• _WHAT YOU HAVE TO DO_
Turn the lines of the material from its start through the line containing "measure-cell: ***** — [352, 457, 447, 472]", inclusive, into a JSON list of strings with one string per line and no blank lines.

Records held in a dataset:
================================
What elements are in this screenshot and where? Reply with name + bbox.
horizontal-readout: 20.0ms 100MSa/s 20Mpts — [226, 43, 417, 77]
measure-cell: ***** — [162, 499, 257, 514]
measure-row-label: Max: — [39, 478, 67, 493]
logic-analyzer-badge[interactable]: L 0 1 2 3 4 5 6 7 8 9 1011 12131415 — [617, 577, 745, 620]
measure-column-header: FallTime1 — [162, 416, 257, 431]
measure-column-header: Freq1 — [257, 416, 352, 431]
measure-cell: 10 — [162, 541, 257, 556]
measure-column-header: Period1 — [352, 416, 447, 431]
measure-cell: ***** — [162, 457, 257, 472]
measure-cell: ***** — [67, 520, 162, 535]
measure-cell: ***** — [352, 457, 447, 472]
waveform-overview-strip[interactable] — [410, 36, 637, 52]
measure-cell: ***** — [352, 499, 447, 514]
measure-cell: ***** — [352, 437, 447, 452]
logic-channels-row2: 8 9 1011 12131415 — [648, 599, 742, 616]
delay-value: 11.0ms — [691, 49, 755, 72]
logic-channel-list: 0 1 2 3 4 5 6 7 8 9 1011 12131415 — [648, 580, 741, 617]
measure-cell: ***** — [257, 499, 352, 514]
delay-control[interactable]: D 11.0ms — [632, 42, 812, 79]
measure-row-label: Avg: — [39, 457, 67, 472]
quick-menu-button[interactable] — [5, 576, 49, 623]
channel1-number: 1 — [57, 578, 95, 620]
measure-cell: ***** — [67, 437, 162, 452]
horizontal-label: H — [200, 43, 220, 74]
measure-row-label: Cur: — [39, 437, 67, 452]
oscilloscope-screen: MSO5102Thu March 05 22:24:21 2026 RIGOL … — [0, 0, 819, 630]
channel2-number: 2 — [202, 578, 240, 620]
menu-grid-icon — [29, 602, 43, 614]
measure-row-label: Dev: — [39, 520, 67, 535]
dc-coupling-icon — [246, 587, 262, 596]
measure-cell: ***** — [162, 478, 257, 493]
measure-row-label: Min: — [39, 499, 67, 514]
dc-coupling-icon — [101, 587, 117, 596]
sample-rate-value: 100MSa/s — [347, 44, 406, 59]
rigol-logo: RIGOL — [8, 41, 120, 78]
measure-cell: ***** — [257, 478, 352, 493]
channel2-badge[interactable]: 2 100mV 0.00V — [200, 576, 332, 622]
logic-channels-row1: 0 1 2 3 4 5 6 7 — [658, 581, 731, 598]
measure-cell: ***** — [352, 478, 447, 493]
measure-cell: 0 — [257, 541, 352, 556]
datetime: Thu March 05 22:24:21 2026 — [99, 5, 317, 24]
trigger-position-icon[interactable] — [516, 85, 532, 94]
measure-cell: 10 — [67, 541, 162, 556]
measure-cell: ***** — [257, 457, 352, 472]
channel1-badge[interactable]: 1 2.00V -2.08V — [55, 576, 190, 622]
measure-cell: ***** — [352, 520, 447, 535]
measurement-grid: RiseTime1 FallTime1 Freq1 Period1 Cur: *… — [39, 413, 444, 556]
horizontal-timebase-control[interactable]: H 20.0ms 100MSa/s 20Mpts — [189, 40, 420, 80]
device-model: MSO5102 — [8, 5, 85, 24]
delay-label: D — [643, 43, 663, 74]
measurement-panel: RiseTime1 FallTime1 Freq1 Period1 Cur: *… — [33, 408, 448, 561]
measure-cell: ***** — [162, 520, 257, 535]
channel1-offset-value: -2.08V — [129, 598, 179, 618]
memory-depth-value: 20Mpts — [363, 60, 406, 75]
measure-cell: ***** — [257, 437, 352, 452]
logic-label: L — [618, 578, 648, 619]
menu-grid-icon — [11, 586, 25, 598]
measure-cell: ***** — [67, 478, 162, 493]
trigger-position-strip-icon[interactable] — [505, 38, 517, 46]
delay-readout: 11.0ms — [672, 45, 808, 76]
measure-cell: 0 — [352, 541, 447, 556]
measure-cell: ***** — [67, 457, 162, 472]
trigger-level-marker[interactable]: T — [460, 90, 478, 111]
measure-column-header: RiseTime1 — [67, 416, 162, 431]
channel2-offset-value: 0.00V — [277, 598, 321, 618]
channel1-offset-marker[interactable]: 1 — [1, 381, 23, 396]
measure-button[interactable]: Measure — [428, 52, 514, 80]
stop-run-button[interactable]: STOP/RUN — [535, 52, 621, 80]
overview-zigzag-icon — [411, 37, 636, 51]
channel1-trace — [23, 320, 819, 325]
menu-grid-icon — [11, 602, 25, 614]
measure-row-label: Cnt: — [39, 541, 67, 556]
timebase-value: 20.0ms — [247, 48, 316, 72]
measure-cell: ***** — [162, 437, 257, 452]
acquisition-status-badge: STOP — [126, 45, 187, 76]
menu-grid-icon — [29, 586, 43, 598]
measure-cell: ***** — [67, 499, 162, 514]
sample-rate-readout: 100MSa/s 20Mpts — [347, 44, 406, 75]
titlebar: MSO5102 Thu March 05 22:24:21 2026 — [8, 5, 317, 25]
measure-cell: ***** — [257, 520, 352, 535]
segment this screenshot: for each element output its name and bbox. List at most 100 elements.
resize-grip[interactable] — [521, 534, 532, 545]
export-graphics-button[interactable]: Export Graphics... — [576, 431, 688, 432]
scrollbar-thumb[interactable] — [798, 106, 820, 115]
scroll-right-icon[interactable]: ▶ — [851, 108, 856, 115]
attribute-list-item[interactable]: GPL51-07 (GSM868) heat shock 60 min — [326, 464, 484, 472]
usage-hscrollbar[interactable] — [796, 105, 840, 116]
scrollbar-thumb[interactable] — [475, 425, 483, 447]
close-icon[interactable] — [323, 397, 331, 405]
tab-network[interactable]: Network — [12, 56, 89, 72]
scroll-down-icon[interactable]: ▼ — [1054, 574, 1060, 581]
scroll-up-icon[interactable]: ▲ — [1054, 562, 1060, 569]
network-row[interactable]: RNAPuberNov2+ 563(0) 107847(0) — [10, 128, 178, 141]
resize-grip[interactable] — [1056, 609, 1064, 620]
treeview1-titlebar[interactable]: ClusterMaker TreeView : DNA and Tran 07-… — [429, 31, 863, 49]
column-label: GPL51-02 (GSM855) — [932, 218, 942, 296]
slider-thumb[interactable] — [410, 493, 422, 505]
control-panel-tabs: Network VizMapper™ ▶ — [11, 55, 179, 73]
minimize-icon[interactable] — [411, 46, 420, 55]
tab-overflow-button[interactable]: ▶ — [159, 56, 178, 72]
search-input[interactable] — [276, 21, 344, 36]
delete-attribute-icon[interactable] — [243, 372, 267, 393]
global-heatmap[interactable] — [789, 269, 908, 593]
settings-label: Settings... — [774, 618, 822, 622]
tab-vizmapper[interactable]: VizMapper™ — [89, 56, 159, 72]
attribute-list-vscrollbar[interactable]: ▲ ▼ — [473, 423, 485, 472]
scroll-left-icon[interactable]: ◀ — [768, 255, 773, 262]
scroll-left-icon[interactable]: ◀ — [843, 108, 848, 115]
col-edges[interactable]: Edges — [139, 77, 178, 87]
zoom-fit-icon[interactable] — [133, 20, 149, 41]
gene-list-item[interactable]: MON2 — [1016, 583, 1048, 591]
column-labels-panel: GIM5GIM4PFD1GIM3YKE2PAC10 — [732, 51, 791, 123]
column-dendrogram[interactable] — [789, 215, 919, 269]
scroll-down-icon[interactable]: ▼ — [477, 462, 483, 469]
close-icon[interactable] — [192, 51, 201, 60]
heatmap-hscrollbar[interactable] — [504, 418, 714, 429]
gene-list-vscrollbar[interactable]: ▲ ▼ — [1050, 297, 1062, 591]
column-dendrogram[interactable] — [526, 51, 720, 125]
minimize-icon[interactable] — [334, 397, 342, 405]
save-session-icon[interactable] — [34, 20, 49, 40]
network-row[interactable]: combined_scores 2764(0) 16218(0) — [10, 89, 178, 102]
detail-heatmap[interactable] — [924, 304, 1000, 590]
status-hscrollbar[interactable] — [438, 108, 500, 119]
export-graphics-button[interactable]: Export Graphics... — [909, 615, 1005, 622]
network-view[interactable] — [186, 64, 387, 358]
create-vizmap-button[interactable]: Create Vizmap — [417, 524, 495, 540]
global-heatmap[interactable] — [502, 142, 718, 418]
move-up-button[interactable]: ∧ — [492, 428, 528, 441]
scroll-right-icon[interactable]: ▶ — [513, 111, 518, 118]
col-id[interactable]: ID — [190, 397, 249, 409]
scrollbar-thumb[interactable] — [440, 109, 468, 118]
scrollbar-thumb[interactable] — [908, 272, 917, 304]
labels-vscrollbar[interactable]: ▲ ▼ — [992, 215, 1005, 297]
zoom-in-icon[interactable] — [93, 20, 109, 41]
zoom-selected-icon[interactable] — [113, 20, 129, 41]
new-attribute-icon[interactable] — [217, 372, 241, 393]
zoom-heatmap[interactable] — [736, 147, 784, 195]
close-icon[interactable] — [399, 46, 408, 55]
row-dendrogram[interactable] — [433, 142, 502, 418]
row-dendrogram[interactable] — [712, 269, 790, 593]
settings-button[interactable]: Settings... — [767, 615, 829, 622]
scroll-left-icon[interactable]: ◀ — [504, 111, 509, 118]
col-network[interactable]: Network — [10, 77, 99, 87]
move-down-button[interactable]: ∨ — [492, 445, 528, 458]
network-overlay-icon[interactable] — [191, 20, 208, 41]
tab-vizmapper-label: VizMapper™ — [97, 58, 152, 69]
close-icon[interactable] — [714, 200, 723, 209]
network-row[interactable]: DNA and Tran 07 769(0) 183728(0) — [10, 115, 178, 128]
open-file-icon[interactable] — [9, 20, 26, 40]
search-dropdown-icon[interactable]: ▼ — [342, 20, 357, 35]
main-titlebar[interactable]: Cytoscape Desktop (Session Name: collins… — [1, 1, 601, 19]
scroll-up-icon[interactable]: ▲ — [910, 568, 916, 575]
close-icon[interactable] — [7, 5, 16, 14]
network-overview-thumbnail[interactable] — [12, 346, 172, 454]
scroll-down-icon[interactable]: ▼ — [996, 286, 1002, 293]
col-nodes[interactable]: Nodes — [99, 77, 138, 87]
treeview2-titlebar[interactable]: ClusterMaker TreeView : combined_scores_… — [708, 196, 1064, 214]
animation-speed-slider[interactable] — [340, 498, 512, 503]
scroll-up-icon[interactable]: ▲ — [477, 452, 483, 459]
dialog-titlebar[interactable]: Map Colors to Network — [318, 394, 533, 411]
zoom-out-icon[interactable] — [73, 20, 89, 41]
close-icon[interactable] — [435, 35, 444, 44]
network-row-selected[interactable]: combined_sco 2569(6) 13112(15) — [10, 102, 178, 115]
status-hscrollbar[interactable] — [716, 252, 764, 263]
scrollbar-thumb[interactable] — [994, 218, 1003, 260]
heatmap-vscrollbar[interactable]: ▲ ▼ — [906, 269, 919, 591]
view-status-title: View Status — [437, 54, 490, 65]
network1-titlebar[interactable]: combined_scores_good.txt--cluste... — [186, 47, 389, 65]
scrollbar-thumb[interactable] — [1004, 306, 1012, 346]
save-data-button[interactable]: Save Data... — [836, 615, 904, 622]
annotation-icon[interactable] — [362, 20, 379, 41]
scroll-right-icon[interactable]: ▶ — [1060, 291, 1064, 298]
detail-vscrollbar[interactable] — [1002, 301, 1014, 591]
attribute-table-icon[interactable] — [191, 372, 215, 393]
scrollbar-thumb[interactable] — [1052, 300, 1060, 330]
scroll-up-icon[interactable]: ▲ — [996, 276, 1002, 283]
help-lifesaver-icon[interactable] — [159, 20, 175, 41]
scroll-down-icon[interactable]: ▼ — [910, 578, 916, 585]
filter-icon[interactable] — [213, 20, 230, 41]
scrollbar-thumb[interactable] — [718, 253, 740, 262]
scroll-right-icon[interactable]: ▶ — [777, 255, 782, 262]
================================
• _WORKED ANSWER_
[
  "What elements are in this screenshot and where? Reply with name + bbox.",
  "horizontal-readout: 20.0ms 100MSa/s 20Mpts — [226, 43, 417, 77]",
  "measure-cell: ***** — [162, 499, 257, 514]",
  "measure-row-label: Max: — [39, 478, 67, 493]",
  "logic-analyzer-badge[interactable]: L 0 1 2 3 4 5 6 7 8 9 1011 12131415 — [617, 577, 745, 620]",
  "measure-column-header: FallTime1 — [162, 416, 257, 431]",
  "measure-column-header: Freq1 — [257, 416, 352, 431]",
  "measure-cell: 10 — [162, 541, 257, 556]",
  "measure-column-header: Period1 — [352, 416, 447, 431]",
  "measure-cell: ***** — [162, 457, 257, 472]",
  "measure-cell: ***** — [67, 520, 162, 535]",
  "measure-cell: ***** — [352, 457, 447, 472]"
]